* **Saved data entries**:
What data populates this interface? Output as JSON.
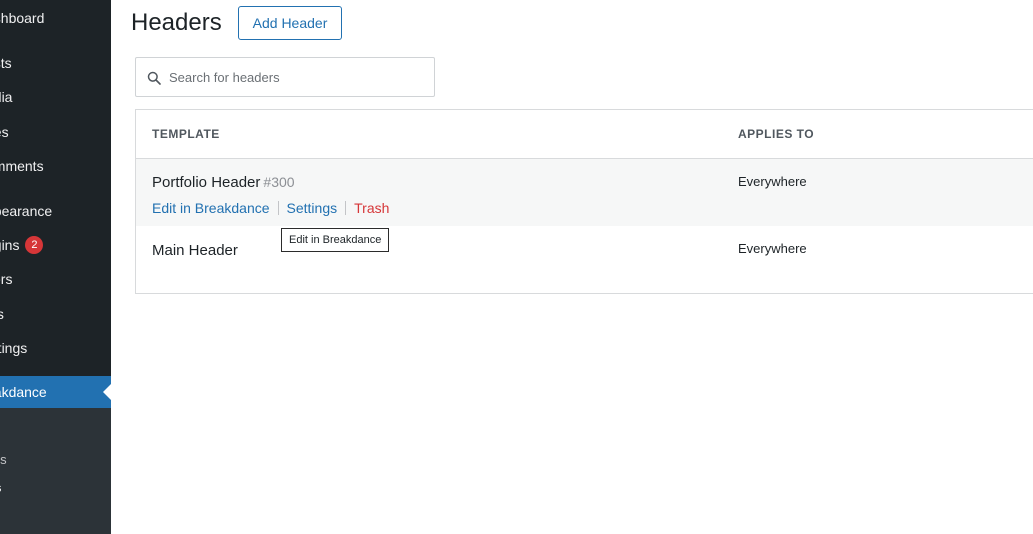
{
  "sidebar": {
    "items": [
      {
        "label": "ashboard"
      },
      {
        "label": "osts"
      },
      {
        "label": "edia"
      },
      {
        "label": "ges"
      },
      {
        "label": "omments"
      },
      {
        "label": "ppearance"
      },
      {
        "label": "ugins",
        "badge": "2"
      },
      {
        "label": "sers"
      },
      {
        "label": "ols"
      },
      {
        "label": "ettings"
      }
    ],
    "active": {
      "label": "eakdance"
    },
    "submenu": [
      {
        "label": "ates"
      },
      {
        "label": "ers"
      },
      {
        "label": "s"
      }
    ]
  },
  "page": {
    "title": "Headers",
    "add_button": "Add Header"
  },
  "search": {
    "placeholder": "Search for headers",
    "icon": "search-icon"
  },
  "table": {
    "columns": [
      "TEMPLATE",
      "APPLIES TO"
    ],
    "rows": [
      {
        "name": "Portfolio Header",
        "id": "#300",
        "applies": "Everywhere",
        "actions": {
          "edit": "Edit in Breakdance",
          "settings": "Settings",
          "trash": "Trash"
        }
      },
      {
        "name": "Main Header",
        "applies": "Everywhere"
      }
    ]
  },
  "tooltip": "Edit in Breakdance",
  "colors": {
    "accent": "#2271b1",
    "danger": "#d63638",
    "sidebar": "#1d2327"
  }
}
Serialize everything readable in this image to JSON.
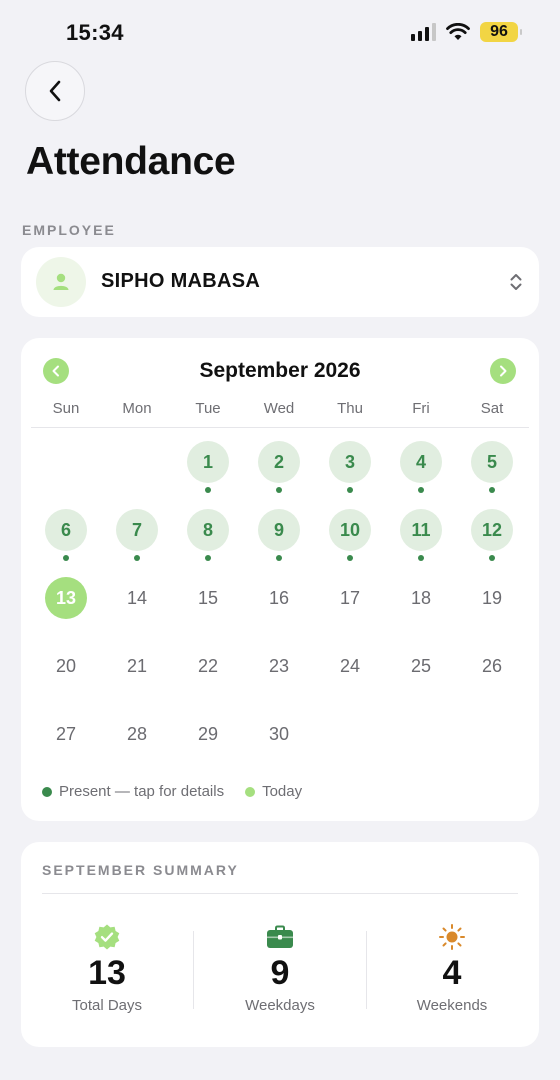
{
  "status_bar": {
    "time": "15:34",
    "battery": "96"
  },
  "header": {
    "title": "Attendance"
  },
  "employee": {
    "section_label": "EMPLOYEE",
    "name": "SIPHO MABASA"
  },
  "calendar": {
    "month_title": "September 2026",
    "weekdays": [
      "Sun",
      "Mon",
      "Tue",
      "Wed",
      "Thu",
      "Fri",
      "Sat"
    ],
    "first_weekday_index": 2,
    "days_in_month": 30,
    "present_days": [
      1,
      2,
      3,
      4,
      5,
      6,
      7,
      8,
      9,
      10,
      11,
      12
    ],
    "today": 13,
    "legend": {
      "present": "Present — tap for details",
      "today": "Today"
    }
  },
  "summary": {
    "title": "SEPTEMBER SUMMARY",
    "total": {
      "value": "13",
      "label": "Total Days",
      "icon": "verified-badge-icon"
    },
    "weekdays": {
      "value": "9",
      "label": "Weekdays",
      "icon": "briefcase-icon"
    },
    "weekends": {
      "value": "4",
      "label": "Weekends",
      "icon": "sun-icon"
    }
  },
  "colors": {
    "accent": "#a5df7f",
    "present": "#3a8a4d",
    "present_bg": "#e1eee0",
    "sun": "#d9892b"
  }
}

* **SHORT TASK**: Reproduce the entries above word for word. Pictures stay out.

* **OUTPUT OF THE TASK**:
What data populates this interface? Output as JSON.
{
  "sidebar": {
    "items": [
      {
        "label": "ashboard"
      },
      {
        "label": "osts"
      },
      {
        "label": "edia"
      },
      {
        "label": "ges"
      },
      {
        "label": "omments"
      },
      {
        "label": "ppearance"
      },
      {
        "label": "ugins",
        "badge": "2"
      },
      {
        "label": "sers"
      },
      {
        "label": "ols"
      },
      {
        "label": "ettings"
      }
    ],
    "active": {
      "label": "eakdance"
    },
    "submenu": [
      {
        "label": "ates"
      },
      {
        "label": "ers"
      },
      {
        "label": "s"
      }
    ]
  },
  "page": {
    "title": "Headers",
    "add_button": "Add Header"
  },
  "search": {
    "placeholder": "Search for headers",
    "icon": "search-icon"
  },
  "table": {
    "columns": [
      "TEMPLATE",
      "APPLIES TO"
    ],
    "rows": [
      {
        "name": "Portfolio Header",
        "id": "#300",
        "applies": "Everywhere",
        "actions": {
          "edit": "Edit in Breakdance",
          "settings": "Settings",
          "trash": "Trash"
        }
      },
      {
        "name": "Main Header",
        "applies": "Everywhere"
      }
    ]
  },
  "tooltip": "Edit in Breakdance",
  "colors": {
    "accent": "#2271b1",
    "danger": "#d63638",
    "sidebar": "#1d2327"
  }
}
Serialize everything readable in this image to JSON.
{
  "status_bar": {
    "time": "15:34",
    "battery": "96"
  },
  "header": {
    "title": "Attendance"
  },
  "employee": {
    "section_label": "EMPLOYEE",
    "name": "SIPHO MABASA"
  },
  "calendar": {
    "month_title": "September 2026",
    "weekdays": [
      "Sun",
      "Mon",
      "Tue",
      "Wed",
      "Thu",
      "Fri",
      "Sat"
    ],
    "first_weekday_index": 2,
    "days_in_month": 30,
    "present_days": [
      1,
      2,
      3,
      4,
      5,
      6,
      7,
      8,
      9,
      10,
      11,
      12
    ],
    "today": 13,
    "legend": {
      "present": "Present — tap for details",
      "today": "Today"
    }
  },
  "summary": {
    "title": "SEPTEMBER SUMMARY",
    "total": {
      "value": "13",
      "label": "Total Days",
      "icon": "verified-badge-icon"
    },
    "weekdays": {
      "value": "9",
      "label": "Weekdays",
      "icon": "briefcase-icon"
    },
    "weekends": {
      "value": "4",
      "label": "Weekends",
      "icon": "sun-icon"
    }
  },
  "colors": {
    "accent": "#a5df7f",
    "present": "#3a8a4d",
    "present_bg": "#e1eee0",
    "sun": "#d9892b"
  }
}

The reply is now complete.